-- Start of Raw data --
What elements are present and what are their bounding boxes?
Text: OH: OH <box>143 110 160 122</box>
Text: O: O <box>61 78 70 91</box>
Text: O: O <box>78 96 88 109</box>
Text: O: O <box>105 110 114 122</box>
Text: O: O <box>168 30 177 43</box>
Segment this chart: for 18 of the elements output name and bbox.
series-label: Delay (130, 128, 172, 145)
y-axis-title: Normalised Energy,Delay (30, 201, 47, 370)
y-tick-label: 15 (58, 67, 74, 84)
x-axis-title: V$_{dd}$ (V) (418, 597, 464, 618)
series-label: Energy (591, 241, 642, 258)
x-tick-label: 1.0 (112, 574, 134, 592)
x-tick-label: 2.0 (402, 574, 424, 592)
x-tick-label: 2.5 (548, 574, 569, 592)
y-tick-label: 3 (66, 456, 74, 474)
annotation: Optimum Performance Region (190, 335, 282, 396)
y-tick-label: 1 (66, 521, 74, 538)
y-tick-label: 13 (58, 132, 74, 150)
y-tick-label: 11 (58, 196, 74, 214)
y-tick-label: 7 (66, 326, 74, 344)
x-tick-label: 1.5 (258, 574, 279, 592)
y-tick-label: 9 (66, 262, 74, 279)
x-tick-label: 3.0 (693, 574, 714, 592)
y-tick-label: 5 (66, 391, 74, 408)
-- End of Raw data --
What is asked:
Copy out all of the rows above, word for word and line for line, with nothing changed.

Output for this exercise:
What elements are present and what are their bounding boxes?
Text: OH: OH <box>143 110 160 122</box>
Text: O: O <box>61 78 70 91</box>
Text: O: O <box>78 96 88 109</box>
Text: O: O <box>105 110 114 122</box>
Text: O: O <box>168 30 177 43</box>
Segment this chart: for 18 of the elements output name and bbox.
series-label: Delay (130, 128, 172, 145)
y-axis-title: Normalised Energy,Delay (30, 201, 47, 370)
y-tick-label: 15 (58, 67, 74, 84)
x-axis-title: V$_{dd}$ (V) (418, 597, 464, 618)
series-label: Energy (591, 241, 642, 258)
x-tick-label: 1.0 (112, 574, 134, 592)
x-tick-label: 2.0 (402, 574, 424, 592)
x-tick-label: 2.5 (548, 574, 569, 592)
y-tick-label: 3 (66, 456, 74, 474)
annotation: Optimum Performance Region (190, 335, 282, 396)
y-tick-label: 1 (66, 521, 74, 538)
y-tick-label: 13 (58, 132, 74, 150)
y-tick-label: 11 (58, 196, 74, 214)
y-tick-label: 7 (66, 326, 74, 344)
x-tick-label: 1.5 (258, 574, 279, 592)
y-tick-label: 9 (66, 262, 74, 279)
x-tick-label: 3.0 (693, 574, 714, 592)
y-tick-label: 5 (66, 391, 74, 408)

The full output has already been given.